- What you should do
Return each line of the listing that contains the string "ดสระทอง".

- Information provided
——

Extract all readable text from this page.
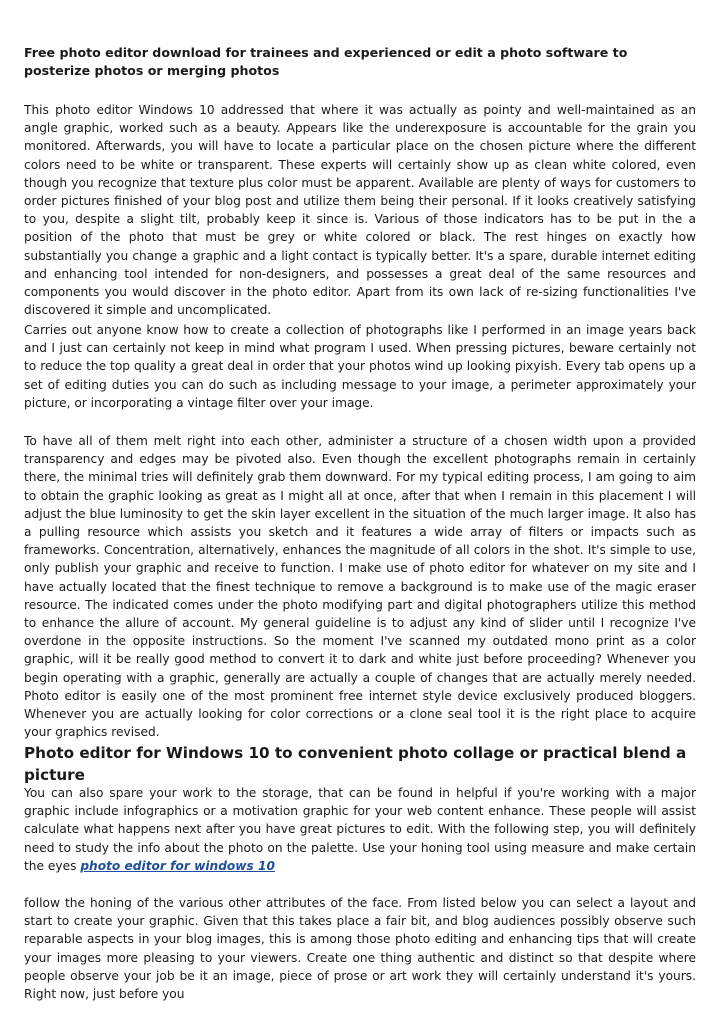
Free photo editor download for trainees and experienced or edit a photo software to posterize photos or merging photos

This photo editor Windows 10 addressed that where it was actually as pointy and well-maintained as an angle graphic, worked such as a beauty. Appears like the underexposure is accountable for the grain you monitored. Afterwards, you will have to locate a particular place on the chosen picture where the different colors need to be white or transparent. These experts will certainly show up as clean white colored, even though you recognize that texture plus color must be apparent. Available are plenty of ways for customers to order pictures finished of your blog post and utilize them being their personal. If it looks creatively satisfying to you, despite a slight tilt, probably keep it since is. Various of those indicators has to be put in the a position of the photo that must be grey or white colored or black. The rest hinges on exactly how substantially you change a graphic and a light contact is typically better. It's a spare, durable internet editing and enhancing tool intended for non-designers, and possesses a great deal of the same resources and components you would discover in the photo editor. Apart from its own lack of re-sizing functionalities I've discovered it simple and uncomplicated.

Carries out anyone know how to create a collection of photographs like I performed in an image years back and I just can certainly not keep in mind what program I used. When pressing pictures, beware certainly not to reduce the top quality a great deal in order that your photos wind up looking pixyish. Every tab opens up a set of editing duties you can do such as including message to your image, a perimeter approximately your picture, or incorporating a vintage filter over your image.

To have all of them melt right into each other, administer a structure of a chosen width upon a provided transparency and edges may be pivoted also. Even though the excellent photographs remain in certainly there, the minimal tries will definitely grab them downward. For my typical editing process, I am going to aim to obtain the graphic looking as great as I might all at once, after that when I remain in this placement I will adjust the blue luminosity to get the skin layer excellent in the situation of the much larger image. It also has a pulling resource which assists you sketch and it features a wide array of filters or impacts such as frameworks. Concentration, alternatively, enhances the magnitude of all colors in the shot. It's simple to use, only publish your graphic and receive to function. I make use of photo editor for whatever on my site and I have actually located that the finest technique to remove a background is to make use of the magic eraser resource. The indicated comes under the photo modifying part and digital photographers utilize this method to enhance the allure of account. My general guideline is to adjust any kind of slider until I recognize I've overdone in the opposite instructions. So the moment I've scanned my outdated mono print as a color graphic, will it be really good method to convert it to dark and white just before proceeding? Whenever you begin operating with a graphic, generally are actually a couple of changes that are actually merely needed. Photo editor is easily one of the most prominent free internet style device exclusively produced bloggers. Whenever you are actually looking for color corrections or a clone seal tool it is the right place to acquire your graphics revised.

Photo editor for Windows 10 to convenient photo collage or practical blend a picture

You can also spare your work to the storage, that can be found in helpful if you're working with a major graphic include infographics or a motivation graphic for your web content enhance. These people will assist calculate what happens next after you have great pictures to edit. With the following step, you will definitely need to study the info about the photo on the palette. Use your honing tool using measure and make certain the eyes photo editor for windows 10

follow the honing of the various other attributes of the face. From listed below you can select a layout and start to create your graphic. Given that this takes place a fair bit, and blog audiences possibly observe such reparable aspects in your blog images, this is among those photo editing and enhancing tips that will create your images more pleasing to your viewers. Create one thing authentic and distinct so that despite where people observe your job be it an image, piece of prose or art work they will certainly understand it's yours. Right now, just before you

——

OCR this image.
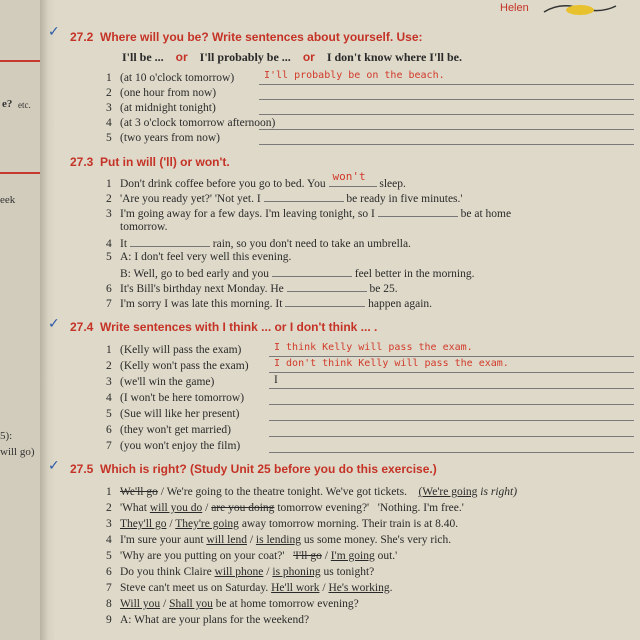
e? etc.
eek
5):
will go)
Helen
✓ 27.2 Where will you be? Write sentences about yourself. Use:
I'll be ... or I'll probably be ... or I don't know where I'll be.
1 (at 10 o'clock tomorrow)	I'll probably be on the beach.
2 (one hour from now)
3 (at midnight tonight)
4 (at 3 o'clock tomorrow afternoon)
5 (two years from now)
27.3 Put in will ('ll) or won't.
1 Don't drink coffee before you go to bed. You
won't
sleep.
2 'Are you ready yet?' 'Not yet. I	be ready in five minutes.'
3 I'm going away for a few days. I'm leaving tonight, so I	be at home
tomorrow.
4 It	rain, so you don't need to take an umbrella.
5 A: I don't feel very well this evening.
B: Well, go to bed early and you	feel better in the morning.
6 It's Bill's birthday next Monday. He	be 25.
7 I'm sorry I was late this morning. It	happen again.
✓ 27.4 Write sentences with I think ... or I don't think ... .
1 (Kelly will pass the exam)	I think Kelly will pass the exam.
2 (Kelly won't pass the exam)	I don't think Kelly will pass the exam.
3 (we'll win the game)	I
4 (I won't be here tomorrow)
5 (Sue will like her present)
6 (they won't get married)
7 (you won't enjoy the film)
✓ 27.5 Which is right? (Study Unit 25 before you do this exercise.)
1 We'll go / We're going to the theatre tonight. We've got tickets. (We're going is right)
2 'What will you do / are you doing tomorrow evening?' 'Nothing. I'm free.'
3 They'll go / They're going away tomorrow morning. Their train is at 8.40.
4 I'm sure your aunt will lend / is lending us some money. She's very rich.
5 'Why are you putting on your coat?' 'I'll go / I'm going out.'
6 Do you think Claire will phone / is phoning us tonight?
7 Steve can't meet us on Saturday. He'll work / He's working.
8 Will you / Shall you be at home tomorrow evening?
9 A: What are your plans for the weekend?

——

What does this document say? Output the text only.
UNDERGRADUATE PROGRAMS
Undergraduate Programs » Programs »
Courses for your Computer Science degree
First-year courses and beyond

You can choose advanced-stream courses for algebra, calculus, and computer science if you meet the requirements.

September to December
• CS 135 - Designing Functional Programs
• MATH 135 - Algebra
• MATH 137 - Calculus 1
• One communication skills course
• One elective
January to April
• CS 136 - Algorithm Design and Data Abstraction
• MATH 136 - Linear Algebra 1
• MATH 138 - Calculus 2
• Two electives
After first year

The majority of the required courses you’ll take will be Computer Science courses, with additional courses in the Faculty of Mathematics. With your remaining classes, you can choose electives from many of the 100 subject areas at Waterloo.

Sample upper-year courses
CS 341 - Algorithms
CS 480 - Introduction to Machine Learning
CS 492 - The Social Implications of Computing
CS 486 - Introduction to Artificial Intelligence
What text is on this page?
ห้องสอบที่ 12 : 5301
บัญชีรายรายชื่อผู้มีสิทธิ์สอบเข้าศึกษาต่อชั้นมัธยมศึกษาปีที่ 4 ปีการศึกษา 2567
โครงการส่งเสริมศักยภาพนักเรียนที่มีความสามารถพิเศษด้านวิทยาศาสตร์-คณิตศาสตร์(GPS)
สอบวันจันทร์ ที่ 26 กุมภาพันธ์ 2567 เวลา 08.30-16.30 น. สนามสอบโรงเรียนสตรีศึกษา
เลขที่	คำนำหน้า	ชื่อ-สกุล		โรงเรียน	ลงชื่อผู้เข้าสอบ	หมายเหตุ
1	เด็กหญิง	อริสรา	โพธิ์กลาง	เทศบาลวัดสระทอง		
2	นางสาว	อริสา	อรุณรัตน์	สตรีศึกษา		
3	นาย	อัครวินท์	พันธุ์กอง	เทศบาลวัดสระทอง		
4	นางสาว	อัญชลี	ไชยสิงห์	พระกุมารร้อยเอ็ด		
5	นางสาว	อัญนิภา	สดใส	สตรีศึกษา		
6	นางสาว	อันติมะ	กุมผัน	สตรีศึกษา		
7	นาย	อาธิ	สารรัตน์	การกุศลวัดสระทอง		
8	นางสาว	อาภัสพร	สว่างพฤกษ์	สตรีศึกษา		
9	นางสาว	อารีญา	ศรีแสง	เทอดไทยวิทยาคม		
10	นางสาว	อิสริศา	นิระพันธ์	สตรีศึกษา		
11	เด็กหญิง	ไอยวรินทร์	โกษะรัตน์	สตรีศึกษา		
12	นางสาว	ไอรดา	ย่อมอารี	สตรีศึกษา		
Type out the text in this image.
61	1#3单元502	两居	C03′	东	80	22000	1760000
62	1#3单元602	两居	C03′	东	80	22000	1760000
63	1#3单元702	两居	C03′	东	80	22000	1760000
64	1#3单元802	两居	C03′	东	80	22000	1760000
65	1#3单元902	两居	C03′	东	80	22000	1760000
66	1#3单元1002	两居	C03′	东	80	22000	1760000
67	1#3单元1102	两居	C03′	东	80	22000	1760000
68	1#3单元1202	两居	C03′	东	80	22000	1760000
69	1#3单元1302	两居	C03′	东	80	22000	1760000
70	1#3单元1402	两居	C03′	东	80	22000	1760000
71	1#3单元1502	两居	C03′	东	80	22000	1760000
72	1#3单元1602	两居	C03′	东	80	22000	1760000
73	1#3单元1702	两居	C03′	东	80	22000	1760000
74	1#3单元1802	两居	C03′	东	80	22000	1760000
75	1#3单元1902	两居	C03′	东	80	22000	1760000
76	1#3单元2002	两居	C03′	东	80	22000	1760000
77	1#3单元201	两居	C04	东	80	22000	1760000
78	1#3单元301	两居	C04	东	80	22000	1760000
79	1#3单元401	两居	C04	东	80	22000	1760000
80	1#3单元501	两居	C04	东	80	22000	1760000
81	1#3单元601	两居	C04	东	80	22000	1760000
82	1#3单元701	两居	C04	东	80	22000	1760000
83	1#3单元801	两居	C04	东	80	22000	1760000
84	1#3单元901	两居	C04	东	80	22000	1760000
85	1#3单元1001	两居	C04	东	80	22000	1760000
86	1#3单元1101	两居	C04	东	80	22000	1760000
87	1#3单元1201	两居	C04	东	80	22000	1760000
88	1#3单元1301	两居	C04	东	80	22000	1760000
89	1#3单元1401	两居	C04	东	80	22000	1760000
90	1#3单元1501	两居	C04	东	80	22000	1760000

——

- Answer to this task
1	เด็กหญิง	อริสรา	โพธิ์กลาง	เทศบาลวัดสระทอง		
3	นาย	อัครวินท์	พันธุ์กอง	เทศบาลวัดสระทอง		
7	นาย	อาธิ	สารรัตน์	การกุศลวัดสระทอง		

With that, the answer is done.